>> BEGIN Data rows

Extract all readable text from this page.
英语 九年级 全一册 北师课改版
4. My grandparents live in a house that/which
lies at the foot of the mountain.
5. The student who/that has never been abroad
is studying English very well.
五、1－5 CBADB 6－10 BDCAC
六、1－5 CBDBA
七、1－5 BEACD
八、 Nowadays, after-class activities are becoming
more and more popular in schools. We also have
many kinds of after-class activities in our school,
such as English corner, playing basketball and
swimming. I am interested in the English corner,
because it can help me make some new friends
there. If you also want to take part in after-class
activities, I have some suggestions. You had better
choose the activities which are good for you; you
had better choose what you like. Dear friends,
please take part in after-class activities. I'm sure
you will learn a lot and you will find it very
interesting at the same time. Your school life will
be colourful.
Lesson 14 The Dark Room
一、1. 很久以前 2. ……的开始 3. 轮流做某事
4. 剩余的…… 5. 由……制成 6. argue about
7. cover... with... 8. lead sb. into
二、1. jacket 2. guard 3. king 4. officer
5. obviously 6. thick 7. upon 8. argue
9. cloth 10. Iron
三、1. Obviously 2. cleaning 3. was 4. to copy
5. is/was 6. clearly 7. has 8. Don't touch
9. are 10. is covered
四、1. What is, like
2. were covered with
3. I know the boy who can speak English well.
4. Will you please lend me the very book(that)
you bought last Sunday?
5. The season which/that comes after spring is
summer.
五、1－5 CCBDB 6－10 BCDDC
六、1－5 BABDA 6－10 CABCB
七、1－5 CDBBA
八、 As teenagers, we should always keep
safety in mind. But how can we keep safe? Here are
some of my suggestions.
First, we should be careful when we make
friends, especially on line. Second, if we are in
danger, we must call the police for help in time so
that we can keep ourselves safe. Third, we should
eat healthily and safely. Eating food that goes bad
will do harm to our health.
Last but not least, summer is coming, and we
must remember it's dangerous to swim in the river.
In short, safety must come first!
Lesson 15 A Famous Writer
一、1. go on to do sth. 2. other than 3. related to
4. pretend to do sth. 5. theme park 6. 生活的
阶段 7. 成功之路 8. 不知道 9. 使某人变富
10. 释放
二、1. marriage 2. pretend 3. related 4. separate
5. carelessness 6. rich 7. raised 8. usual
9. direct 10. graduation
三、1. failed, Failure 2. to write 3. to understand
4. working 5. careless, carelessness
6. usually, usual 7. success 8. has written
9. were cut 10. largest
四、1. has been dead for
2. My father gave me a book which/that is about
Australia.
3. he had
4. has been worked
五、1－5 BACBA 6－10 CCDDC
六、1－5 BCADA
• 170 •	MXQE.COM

>> END Data rows

Task prompt: Extract the full listing above without altering anything.

Solution to the exercise:
Extract all readable text from this page.
英语 九年级 全一册 北师课改版
4. My grandparents live in a house that/which
lies at the foot of the mountain.
5. The student who/that has never been abroad
is studying English very well.
五、1－5 CBADB 6－10 BDCAC
六、1－5 CBDBA
七、1－5 BEACD
八、 Nowadays, after-class activities are becoming
more and more popular in schools. We also have
many kinds of after-class activities in our school,
such as English corner, playing basketball and
swimming. I am interested in the English corner,
because it can help me make some new friends
there. If you also want to take part in after-class
activities, I have some suggestions. You had better
choose the activities which are good for you; you
had better choose what you like. Dear friends,
please take part in after-class activities. I'm sure
you will learn a lot and you will find it very
interesting at the same time. Your school life will
be colourful.
Lesson 14 The Dark Room
一、1. 很久以前 2. ……的开始 3. 轮流做某事
4. 剩余的…… 5. 由……制成 6. argue about
7. cover... with... 8. lead sb. into
二、1. jacket 2. guard 3. king 4. officer
5. obviously 6. thick 7. upon 8. argue
9. cloth 10. Iron
三、1. Obviously 2. cleaning 3. was 4. to copy
5. is/was 6. clearly 7. has 8. Don't touch
9. are 10. is covered
四、1. What is, like
2. were covered with
3. I know the boy who can speak English well.
4. Will you please lend me the very book(that)
you bought last Sunday?
5. The season which/that comes after spring is
summer.
五、1－5 CCBDB 6－10 BCDDC
六、1－5 BABDA 6－10 CABCB
七、1－5 CDBBA
八、 As teenagers, we should always keep
safety in mind. But how can we keep safe? Here are
some of my suggestions.
First, we should be careful when we make
friends, especially on line. Second, if we are in
danger, we must call the police for help in time so
that we can keep ourselves safe. Third, we should
eat healthily and safely. Eating food that goes bad
will do harm to our health.
Last but not least, summer is coming, and we
must remember it's dangerous to swim in the river.
In short, safety must come first!
Lesson 15 A Famous Writer
一、1. go on to do sth. 2. other than 3. related to
4. pretend to do sth. 5. theme park 6. 生活的
阶段 7. 成功之路 8. 不知道 9. 使某人变富
10. 释放
二、1. marriage 2. pretend 3. related 4. separate
5. carelessness 6. rich 7. raised 8. usual
9. direct 10. graduation
三、1. failed, Failure 2. to write 3. to understand
4. working 5. careless, carelessness
6. usually, usual 7. success 8. has written
9. were cut 10. largest
四、1. has been dead for
2. My father gave me a book which/that is about
Australia.
3. he had
4. has been worked
五、1－5 BACBA 6－10 CCDDC
六、1－5 BCADA
• 170 •	MXQE.COM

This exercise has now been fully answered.